[STATED GOAL]
From the listing below, select every line where the word "year" appears.

——————

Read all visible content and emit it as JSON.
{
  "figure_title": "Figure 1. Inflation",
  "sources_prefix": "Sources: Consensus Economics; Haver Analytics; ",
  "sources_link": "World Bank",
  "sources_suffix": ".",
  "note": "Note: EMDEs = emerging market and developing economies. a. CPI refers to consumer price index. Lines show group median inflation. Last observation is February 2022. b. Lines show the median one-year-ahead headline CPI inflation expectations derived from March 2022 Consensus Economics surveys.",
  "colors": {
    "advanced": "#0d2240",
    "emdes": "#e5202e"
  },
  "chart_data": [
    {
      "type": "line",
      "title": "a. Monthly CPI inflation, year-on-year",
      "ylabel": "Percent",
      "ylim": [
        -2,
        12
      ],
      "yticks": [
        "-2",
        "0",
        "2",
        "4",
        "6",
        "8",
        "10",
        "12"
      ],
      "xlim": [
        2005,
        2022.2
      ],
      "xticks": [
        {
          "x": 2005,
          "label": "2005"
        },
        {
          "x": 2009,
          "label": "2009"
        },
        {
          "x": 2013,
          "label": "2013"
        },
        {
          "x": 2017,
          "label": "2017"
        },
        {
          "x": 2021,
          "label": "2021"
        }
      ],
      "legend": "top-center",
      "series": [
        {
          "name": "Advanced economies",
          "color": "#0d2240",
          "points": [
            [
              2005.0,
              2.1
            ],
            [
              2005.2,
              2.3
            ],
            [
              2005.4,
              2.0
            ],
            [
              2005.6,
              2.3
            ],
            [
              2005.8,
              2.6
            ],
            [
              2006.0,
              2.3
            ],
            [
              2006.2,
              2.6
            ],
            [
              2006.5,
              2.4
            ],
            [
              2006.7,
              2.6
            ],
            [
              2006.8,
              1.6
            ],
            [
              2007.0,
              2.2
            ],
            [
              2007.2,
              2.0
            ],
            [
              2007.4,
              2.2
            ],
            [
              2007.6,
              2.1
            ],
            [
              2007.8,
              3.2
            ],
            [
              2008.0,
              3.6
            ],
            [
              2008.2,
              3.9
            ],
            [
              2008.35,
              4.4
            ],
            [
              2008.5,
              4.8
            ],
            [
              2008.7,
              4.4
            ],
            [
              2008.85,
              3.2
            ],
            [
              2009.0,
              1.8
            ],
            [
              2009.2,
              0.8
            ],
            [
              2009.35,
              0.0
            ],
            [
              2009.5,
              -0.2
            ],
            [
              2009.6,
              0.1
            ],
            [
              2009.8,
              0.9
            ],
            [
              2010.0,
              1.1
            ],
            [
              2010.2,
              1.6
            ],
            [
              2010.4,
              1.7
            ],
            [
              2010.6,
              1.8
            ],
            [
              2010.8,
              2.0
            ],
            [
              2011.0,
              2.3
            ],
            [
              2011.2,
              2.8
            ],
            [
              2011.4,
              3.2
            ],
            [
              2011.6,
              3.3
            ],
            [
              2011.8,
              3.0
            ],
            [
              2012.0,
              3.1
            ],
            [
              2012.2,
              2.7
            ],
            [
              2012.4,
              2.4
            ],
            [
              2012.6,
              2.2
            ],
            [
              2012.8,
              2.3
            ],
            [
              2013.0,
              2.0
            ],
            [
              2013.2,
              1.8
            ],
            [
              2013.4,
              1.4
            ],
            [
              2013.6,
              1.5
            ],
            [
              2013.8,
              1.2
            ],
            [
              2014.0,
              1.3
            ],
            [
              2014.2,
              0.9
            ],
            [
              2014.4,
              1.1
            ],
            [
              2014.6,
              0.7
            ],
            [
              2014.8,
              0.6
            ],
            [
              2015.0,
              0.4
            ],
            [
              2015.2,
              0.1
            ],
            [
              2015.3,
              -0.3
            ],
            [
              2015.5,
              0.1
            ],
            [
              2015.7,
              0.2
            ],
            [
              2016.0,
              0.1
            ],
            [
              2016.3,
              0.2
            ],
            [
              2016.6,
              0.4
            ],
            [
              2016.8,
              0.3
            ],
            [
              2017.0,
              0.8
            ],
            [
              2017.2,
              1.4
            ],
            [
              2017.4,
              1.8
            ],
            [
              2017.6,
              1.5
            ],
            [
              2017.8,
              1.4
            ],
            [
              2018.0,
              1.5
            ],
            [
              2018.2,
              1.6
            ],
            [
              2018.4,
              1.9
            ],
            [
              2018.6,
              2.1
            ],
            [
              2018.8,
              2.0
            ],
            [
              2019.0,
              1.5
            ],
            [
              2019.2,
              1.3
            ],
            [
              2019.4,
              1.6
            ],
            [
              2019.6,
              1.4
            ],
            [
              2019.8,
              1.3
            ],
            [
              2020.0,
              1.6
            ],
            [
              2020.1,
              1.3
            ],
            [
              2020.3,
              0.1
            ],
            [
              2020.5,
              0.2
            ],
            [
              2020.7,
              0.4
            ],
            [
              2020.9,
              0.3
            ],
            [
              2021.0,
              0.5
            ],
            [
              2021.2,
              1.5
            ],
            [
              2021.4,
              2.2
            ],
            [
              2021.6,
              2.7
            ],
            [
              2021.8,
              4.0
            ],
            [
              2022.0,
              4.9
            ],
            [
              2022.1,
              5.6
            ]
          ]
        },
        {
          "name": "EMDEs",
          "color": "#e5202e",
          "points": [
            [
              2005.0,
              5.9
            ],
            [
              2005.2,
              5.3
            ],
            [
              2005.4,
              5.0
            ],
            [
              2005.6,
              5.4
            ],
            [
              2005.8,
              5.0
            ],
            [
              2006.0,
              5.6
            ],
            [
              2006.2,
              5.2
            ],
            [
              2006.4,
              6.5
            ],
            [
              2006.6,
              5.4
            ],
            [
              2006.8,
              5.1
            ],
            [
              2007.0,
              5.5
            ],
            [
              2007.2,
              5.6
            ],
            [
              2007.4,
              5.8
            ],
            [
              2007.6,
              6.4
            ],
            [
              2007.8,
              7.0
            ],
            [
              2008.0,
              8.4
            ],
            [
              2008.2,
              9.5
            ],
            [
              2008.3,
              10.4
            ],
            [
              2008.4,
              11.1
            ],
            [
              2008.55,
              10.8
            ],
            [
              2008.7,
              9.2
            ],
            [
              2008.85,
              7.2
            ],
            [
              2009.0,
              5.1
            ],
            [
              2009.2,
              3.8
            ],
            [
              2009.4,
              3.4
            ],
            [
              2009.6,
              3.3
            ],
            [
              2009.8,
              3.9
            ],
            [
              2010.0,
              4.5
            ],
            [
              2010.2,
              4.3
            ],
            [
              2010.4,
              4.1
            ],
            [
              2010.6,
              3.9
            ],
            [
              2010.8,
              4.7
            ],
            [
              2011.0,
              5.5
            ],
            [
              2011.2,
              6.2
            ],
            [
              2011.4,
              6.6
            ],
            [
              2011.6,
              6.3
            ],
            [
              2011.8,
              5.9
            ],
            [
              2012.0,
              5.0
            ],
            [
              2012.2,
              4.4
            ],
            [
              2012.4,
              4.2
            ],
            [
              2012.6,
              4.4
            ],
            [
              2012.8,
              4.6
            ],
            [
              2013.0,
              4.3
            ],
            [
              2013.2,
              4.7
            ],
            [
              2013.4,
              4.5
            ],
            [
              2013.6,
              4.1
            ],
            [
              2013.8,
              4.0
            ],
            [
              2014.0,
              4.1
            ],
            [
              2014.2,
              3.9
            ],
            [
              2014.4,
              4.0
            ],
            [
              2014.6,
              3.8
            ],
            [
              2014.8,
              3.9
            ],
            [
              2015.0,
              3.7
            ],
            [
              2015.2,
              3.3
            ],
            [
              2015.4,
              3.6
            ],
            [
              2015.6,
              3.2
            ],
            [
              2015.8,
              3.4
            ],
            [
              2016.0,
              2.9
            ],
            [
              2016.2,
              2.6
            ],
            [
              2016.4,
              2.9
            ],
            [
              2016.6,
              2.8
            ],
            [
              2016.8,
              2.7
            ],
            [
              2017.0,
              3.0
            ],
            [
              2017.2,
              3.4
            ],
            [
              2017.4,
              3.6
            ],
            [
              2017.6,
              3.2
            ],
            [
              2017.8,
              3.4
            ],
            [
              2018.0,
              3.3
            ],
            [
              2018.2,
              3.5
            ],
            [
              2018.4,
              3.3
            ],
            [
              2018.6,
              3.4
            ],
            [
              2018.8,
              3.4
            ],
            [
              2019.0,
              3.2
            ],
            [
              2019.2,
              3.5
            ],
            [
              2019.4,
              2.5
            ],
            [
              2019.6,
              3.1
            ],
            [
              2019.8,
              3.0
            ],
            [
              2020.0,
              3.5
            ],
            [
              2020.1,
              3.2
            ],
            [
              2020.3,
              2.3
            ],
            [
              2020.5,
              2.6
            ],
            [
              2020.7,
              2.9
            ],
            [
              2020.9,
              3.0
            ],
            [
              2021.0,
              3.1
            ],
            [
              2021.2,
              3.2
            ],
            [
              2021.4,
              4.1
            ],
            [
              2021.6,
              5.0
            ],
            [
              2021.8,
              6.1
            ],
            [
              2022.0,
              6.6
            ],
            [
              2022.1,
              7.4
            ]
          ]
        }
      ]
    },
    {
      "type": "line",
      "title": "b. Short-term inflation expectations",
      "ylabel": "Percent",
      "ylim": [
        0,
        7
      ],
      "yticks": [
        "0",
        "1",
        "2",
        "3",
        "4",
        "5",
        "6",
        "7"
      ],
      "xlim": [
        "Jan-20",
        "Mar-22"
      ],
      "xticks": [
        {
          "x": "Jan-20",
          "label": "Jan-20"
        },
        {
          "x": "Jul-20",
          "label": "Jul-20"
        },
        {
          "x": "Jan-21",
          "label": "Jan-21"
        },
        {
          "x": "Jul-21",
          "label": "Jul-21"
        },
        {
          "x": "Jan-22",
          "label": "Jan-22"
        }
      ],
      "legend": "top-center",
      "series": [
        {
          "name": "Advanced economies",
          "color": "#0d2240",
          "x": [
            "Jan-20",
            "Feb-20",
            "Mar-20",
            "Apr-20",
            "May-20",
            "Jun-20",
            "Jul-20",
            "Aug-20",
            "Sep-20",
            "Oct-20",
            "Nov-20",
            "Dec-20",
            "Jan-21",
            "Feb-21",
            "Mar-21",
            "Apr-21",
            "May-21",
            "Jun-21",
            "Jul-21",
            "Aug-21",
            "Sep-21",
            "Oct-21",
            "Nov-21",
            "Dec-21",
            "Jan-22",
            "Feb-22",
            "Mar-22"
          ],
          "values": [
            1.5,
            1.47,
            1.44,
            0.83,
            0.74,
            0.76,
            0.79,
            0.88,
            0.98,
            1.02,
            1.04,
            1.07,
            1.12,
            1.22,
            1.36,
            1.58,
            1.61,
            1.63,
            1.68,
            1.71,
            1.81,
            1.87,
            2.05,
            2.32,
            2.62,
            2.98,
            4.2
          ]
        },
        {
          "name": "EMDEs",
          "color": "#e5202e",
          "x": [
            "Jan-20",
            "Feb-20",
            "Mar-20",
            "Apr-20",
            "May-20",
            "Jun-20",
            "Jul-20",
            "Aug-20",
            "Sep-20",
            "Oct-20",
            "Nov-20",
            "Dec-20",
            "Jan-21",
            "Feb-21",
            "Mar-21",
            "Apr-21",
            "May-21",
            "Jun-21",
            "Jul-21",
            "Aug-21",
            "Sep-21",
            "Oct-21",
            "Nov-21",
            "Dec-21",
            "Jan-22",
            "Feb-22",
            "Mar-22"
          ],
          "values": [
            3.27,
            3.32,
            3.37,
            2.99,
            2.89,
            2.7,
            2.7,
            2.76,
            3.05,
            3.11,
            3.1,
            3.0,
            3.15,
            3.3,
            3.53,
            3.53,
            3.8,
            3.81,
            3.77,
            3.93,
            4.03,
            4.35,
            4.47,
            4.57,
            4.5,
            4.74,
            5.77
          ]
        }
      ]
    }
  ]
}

——————

[WRITTEN RESPONSE]
  "note": "Note: EMDEs = emerging market and developing economies. a. CPI refers to consumer price index. Lines show group median inflation. Last observation is February 2022. b. Lines show the median one-year-ahead headline CPI inflation expectations derived from March 2022 Consensus Economics surveys.",
      "title": "a. Monthly CPI inflation, year-on-year",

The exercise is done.